▸ **WHAT NEEDS TO BE DONE**
Could you give the data below again, exactly and completely?

Collected data entries
----------------
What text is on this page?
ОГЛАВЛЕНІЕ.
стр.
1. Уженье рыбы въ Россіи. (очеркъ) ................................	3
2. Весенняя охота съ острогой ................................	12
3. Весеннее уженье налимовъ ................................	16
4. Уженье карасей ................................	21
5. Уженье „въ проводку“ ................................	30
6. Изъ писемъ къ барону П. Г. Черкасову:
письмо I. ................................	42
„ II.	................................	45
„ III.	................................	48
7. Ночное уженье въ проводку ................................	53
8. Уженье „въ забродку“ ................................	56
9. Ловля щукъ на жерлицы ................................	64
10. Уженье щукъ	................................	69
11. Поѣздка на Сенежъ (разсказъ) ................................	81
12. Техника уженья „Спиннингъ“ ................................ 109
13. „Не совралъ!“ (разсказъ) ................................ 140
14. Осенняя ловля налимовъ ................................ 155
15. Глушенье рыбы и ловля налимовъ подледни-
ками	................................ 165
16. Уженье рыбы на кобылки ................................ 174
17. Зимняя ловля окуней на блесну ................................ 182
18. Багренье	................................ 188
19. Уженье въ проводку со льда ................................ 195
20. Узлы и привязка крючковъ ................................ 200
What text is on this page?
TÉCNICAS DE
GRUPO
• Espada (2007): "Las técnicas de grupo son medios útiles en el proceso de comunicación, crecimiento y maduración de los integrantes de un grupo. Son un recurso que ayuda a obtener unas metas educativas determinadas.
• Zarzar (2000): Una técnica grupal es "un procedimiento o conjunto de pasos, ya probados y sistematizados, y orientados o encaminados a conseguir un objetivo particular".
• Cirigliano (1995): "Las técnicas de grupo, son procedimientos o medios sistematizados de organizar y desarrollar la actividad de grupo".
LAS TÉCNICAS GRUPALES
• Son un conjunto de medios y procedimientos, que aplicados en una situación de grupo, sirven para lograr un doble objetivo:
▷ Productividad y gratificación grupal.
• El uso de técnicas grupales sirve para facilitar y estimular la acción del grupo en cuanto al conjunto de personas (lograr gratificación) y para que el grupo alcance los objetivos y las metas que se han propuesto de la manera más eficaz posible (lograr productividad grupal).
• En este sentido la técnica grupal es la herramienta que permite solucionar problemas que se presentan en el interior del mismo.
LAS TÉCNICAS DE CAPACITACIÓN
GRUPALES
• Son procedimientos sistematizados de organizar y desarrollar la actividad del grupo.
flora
----------------
▸ **ANSWER FOR THE TASK**
What text is on this page?
ОГЛАВЛЕНІЕ.
стр.
1. Уженье рыбы въ Россіи. (очеркъ) ................................	3
2. Весенняя охота съ острогой ................................	12
3. Весеннее уженье налимовъ ................................	16
4. Уженье карасей ................................	21
5. Уженье „въ проводку“ ................................	30
6. Изъ писемъ къ барону П. Г. Черкасову:
письмо I. ................................	42
„ II.	................................	45
„ III.	................................	48
7. Ночное уженье въ проводку ................................	53
8. Уженье „въ забродку“ ................................	56
9. Ловля щукъ на жерлицы ................................	64
10. Уженье щукъ	................................	69
11. Поѣздка на Сенежъ (разсказъ) ................................	81
12. Техника уженья „Спиннингъ“ ................................ 109
13. „Не совралъ!“ (разсказъ) ................................ 140
14. Осенняя ловля налимовъ ................................ 155
15. Глушенье рыбы и ловля налимовъ подледни-
ками	................................ 165
16. Уженье рыбы на кобылки ................................ 174
17. Зимняя ловля окуней на блесну ................................ 182
18. Багренье	................................ 188
19. Уженье въ проводку со льда ................................ 195
20. Узлы и привязка крючковъ ................................ 200
What text is on this page?
TÉCNICAS DE
GRUPO
• Espada (2007): "Las técnicas de grupo son medios útiles en el proceso de comunicación, crecimiento y maduración de los integrantes de un grupo. Son un recurso que ayuda a obtener unas metas educativas determinadas.
• Zarzar (2000): Una técnica grupal es "un procedimiento o conjunto de pasos, ya probados y sistematizados, y orientados o encaminados a conseguir un objetivo particular".
• Cirigliano (1995): "Las técnicas de grupo, son procedimientos o medios sistematizados de organizar y desarrollar la actividad de grupo".
LAS TÉCNICAS GRUPALES
• Son un conjunto de medios y procedimientos, que aplicados en una situación de grupo, sirven para lograr un doble objetivo:
▷ Productividad y gratificación grupal.
• El uso de técnicas grupales sirve para facilitar y estimular la acción del grupo en cuanto al conjunto de personas (lograr gratificación) y para que el grupo alcance los objetivos y las metas que se han propuesto de la manera más eficaz posible (lograr productividad grupal).
• En este sentido la técnica grupal es la herramienta que permite solucionar problemas que se presentan en el interior del mismo.
LAS TÉCNICAS DE CAPACITACIÓN
GRUPALES
• Son procedimientos sistematizados de organizar y desarrollar la actividad del grupo.
flora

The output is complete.